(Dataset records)
* start *

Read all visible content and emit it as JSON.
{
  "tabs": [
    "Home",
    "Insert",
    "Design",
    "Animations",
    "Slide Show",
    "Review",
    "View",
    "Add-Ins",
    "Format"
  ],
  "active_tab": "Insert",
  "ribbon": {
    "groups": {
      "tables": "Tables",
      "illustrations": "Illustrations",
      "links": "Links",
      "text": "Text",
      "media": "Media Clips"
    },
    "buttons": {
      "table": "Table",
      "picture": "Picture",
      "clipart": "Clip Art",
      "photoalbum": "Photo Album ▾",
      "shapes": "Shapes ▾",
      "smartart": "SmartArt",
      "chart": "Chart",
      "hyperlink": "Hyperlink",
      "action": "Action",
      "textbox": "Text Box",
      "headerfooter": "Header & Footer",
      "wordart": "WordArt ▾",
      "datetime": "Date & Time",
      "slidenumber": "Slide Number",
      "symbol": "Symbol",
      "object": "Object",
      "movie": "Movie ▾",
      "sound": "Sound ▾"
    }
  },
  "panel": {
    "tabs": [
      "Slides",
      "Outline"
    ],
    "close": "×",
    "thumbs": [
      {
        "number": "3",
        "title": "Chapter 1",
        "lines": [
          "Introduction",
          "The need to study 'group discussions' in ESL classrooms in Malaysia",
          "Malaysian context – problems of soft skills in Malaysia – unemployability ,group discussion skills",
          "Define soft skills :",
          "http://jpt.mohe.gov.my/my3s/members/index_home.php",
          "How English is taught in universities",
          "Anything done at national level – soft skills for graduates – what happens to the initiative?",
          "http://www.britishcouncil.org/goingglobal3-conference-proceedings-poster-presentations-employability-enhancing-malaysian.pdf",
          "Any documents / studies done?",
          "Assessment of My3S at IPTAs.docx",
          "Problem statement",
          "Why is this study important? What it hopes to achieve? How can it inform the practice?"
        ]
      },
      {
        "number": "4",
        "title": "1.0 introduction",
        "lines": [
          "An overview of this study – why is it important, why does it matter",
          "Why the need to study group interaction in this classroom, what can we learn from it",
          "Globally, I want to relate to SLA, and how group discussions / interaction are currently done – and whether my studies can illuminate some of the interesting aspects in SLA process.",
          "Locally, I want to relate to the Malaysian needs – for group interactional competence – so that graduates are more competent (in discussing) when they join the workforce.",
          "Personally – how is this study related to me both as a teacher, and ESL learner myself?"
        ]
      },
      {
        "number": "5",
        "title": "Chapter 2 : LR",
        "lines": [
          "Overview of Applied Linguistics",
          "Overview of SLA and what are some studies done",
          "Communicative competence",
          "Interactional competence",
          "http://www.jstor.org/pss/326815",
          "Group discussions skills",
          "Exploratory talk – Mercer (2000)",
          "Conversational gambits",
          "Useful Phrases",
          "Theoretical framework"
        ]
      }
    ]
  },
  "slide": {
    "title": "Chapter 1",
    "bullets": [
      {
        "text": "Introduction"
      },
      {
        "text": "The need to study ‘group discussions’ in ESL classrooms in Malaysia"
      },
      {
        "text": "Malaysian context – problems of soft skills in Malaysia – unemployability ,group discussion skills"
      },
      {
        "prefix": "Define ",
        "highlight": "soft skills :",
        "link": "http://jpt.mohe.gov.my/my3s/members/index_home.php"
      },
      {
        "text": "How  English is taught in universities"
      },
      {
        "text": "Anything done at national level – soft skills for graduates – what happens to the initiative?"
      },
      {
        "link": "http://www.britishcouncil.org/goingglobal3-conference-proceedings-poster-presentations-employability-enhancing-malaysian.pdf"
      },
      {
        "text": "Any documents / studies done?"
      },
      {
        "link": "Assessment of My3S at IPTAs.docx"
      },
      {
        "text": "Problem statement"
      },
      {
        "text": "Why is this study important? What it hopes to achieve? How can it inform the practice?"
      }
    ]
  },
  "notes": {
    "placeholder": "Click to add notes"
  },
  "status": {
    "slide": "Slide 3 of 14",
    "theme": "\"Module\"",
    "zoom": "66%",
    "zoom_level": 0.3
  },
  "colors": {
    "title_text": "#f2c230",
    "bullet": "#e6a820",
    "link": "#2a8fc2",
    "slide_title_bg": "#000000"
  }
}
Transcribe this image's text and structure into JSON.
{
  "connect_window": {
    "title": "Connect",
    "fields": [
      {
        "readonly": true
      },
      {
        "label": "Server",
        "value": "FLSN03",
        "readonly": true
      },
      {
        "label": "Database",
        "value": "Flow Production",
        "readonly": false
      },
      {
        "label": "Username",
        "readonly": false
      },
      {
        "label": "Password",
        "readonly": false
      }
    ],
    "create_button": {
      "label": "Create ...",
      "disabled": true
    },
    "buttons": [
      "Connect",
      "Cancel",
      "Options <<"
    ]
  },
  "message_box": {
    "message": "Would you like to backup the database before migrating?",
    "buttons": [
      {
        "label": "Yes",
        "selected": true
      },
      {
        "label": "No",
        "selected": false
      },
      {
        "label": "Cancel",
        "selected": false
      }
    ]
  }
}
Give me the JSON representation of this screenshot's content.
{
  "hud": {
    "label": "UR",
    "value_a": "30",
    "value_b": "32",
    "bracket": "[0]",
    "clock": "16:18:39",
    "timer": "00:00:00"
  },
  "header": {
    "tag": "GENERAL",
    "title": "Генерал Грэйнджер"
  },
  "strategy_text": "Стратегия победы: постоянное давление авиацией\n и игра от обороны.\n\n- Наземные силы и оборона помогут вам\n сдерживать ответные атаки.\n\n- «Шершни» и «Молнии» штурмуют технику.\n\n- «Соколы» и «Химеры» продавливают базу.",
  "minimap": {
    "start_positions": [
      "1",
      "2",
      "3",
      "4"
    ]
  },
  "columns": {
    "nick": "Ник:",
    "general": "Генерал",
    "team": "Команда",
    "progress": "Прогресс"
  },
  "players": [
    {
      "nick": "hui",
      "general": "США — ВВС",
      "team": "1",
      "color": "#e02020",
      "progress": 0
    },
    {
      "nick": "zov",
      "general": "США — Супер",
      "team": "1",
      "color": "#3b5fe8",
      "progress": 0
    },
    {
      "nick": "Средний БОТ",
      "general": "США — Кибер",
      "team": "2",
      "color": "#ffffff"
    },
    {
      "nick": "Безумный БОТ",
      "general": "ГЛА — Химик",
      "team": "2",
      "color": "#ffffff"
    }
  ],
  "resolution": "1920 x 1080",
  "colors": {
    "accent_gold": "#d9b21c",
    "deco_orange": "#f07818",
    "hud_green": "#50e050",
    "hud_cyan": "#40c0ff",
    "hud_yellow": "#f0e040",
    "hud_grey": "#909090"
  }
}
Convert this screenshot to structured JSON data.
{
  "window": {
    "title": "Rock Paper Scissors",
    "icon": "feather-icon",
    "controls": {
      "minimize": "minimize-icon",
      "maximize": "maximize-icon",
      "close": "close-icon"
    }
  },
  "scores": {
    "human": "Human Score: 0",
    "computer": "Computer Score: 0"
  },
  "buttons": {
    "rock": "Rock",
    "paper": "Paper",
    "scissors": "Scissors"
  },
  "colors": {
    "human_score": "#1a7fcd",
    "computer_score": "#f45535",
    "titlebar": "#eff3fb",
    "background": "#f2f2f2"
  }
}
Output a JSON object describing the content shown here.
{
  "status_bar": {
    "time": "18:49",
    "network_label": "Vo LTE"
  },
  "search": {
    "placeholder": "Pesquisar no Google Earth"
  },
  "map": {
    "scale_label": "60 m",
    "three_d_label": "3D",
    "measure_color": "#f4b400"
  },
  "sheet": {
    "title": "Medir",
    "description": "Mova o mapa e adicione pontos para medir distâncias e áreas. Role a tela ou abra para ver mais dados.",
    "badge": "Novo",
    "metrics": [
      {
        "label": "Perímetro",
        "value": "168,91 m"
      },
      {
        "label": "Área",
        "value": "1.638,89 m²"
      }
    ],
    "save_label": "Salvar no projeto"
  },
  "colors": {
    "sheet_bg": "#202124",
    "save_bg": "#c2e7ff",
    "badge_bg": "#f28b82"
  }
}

* end *

EXERCISE OBJECTIVE: Which lines run from the one containing "Output a JSON" to the end of the entries above? Quote exactly those, and only those.

RESPONSE TO THE EXERCISE:
Output a JSON object describing the content shown here.
{
  "status_bar": {
    "time": "18:49",
    "network_label": "Vo LTE"
  },
  "search": {
    "placeholder": "Pesquisar no Google Earth"
  },
  "map": {
    "scale_label": "60 m",
    "three_d_label": "3D",
    "measure_color": "#f4b400"
  },
  "sheet": {
    "title": "Medir",
    "description": "Mova o mapa e adicione pontos para medir distâncias e áreas. Role a tela ou abra para ver mais dados.",
    "badge": "Novo",
    "metrics": [
      {
        "label": "Perímetro",
        "value": "168,91 m"
      },
      {
        "label": "Área",
        "value": "1.638,89 m²"
      }
    ],
    "save_label": "Salvar no projeto"
  },
  "colors": {
    "sheet_bg": "#202124",
    "save_bg": "#c2e7ff",
    "badge_bg": "#f28b82"
  }
}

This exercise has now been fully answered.